Start

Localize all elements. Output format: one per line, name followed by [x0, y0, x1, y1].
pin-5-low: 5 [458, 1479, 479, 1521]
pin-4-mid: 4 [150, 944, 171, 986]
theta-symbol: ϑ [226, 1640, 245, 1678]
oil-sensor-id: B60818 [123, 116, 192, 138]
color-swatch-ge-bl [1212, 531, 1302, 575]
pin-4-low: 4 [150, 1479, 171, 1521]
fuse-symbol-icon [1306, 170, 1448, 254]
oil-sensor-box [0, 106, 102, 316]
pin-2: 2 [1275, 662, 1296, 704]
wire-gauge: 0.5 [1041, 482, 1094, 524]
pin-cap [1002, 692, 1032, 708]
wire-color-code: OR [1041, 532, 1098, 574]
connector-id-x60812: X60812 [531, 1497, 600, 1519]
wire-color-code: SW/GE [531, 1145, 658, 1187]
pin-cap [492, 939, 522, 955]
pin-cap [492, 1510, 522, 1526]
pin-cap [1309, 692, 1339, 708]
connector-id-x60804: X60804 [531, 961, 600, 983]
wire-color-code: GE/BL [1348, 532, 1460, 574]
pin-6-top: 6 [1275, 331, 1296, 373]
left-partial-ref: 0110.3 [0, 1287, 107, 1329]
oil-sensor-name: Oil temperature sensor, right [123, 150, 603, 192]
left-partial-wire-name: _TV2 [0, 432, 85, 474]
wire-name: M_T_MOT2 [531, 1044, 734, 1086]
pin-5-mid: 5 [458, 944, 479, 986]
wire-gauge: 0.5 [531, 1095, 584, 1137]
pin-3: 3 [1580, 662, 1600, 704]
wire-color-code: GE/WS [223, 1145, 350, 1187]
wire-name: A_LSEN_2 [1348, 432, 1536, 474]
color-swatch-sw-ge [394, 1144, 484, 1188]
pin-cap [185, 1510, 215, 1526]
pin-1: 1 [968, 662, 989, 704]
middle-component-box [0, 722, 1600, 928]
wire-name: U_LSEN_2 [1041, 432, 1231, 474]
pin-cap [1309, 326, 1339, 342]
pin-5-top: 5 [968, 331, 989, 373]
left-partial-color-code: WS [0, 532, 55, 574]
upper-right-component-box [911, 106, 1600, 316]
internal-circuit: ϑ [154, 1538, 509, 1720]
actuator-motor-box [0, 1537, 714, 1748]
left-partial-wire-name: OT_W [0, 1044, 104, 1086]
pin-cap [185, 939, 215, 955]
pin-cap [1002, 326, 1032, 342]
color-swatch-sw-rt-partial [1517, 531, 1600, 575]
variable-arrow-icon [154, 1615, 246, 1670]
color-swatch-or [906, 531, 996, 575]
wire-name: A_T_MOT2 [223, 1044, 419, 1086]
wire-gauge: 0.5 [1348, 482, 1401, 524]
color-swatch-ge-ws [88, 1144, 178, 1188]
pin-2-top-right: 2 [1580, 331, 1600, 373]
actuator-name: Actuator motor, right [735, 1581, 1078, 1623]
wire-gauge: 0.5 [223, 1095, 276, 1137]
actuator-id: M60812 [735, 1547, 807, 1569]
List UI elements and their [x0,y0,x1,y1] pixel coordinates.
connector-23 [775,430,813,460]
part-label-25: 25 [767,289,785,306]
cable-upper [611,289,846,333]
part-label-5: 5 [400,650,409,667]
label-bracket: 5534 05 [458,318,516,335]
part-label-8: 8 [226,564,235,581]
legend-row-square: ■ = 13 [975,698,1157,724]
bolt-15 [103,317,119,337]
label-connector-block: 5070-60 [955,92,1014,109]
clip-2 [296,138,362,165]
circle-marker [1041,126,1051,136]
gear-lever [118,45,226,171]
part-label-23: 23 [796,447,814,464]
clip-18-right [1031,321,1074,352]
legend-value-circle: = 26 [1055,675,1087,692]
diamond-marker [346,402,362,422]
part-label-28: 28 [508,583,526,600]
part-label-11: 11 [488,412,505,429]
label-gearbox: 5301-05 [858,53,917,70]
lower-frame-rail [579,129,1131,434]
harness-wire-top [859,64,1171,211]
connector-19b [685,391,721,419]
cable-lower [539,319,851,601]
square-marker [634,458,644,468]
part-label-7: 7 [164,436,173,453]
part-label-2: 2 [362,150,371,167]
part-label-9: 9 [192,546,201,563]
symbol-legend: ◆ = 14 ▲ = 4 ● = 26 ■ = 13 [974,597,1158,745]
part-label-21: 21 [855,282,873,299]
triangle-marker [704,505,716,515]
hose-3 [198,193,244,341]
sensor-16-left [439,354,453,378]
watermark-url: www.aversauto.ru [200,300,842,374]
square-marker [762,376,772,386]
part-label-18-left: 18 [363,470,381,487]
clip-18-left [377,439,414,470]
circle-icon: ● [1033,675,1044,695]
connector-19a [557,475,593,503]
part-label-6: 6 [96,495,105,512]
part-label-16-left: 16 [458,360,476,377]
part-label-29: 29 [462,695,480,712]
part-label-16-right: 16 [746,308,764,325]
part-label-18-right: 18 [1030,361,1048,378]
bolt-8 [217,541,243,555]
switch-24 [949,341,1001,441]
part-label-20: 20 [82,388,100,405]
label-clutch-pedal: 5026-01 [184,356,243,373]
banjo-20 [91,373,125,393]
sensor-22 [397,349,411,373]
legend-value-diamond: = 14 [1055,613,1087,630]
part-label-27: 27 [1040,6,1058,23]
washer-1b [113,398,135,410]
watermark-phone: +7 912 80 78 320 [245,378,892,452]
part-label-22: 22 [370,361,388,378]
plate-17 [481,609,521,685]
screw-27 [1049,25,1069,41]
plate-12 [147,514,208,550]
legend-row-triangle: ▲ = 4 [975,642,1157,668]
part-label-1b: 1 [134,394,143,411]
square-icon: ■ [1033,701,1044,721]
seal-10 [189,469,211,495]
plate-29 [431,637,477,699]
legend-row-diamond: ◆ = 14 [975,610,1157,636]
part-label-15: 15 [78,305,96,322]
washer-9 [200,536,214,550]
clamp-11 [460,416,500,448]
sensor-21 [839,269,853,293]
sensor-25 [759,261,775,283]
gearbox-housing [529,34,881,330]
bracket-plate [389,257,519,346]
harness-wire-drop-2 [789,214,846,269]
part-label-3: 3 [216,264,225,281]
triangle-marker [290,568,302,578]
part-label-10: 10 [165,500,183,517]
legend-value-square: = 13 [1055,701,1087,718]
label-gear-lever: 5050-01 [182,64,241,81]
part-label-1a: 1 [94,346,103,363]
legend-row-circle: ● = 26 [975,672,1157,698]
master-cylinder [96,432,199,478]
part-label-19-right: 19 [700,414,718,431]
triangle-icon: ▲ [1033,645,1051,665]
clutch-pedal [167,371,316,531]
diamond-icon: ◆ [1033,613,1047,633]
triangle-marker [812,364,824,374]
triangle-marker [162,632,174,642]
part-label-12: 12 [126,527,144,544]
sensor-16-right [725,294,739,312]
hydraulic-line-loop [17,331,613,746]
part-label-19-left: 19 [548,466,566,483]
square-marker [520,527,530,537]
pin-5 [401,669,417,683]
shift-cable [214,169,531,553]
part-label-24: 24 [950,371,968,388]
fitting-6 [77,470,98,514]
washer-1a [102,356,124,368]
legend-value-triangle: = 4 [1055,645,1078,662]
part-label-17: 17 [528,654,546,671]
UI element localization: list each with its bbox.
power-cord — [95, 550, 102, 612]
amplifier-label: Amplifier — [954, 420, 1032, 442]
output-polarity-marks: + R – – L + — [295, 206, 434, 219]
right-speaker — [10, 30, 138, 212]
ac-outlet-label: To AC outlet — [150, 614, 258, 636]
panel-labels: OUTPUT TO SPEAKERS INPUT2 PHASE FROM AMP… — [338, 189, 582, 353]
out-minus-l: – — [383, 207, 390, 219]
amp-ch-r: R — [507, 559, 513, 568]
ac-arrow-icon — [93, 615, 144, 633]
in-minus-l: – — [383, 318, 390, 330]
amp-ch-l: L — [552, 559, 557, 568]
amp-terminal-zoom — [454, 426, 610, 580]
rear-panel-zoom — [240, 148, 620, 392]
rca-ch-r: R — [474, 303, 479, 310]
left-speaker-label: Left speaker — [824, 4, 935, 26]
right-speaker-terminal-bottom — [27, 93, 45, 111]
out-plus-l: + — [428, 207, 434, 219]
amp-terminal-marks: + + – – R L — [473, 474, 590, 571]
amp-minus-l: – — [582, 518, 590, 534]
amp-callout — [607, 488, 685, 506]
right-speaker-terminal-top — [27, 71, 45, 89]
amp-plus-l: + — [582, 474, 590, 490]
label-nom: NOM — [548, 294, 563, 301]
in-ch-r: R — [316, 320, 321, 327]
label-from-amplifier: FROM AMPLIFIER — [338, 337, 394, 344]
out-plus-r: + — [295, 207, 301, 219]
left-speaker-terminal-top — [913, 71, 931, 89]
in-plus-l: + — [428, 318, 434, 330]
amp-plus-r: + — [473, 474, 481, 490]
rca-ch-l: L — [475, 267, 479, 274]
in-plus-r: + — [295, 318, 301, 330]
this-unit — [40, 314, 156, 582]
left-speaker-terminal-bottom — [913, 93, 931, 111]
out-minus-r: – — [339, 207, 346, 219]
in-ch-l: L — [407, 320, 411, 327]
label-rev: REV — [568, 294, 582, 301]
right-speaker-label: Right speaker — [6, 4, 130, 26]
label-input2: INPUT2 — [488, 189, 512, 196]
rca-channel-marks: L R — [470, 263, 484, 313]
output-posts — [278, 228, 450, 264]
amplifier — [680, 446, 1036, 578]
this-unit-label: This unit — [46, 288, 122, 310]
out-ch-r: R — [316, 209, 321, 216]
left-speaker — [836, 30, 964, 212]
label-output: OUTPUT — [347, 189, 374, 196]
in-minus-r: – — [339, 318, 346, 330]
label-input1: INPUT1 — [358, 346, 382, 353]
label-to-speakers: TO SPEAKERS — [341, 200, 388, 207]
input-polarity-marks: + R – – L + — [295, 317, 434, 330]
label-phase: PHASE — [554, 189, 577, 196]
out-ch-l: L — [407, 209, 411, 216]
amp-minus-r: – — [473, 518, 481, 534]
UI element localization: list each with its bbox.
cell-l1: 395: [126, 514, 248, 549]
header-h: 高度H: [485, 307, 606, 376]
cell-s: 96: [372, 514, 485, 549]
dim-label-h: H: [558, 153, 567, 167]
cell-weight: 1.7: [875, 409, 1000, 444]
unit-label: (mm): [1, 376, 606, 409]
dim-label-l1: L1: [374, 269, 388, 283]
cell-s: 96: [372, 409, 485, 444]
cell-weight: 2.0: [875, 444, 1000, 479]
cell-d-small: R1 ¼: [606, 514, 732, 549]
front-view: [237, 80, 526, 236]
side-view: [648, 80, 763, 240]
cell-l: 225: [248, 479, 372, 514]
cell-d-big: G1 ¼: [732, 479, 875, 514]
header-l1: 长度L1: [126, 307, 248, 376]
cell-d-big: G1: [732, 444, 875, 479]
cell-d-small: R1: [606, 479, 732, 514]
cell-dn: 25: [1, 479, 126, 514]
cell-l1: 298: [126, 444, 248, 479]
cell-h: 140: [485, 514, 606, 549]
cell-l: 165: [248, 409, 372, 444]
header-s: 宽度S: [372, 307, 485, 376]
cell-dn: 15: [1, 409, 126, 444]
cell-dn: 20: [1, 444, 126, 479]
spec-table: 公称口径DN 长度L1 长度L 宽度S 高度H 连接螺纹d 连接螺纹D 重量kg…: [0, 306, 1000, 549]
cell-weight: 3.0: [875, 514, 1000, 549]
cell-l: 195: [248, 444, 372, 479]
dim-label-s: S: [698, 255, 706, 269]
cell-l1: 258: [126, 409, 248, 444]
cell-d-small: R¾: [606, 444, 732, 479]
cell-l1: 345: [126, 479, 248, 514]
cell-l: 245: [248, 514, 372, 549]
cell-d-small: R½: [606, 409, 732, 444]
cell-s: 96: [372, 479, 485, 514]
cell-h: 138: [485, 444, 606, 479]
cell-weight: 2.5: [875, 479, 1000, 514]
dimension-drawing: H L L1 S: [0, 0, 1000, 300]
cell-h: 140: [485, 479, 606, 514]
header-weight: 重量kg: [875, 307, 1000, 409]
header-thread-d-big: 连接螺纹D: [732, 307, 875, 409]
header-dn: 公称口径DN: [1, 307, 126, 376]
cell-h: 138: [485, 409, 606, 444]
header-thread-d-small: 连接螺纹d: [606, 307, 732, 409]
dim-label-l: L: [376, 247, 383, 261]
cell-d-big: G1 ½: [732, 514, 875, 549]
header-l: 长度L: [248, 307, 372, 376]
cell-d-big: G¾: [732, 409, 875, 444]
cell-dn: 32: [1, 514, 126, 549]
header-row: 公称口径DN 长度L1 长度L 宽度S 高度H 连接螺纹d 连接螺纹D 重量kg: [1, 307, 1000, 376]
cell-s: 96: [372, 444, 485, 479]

End

*Stated exercise*: Print the stretch of items from the start through the line containing "pin-cap [1309, 692, 1339, 708]", both ends included, exactly as they appear.

*Exercise answer*:
Localize all elements. Output format: one per line, name followed by [x0, y0, x1, y1].
pin-5-low: 5 [458, 1479, 479, 1521]
pin-4-mid: 4 [150, 944, 171, 986]
theta-symbol: ϑ [226, 1640, 245, 1678]
oil-sensor-id: B60818 [123, 116, 192, 138]
color-swatch-ge-bl [1212, 531, 1302, 575]
pin-4-low: 4 [150, 1479, 171, 1521]
fuse-symbol-icon [1306, 170, 1448, 254]
oil-sensor-box [0, 106, 102, 316]
pin-2: 2 [1275, 662, 1296, 704]
wire-gauge: 0.5 [1041, 482, 1094, 524]
pin-cap [1002, 692, 1032, 708]
wire-color-code: OR [1041, 532, 1098, 574]
connector-id-x60812: X60812 [531, 1497, 600, 1519]
wire-color-code: SW/GE [531, 1145, 658, 1187]
pin-cap [492, 939, 522, 955]
pin-cap [492, 1510, 522, 1526]
pin-cap [1309, 692, 1339, 708]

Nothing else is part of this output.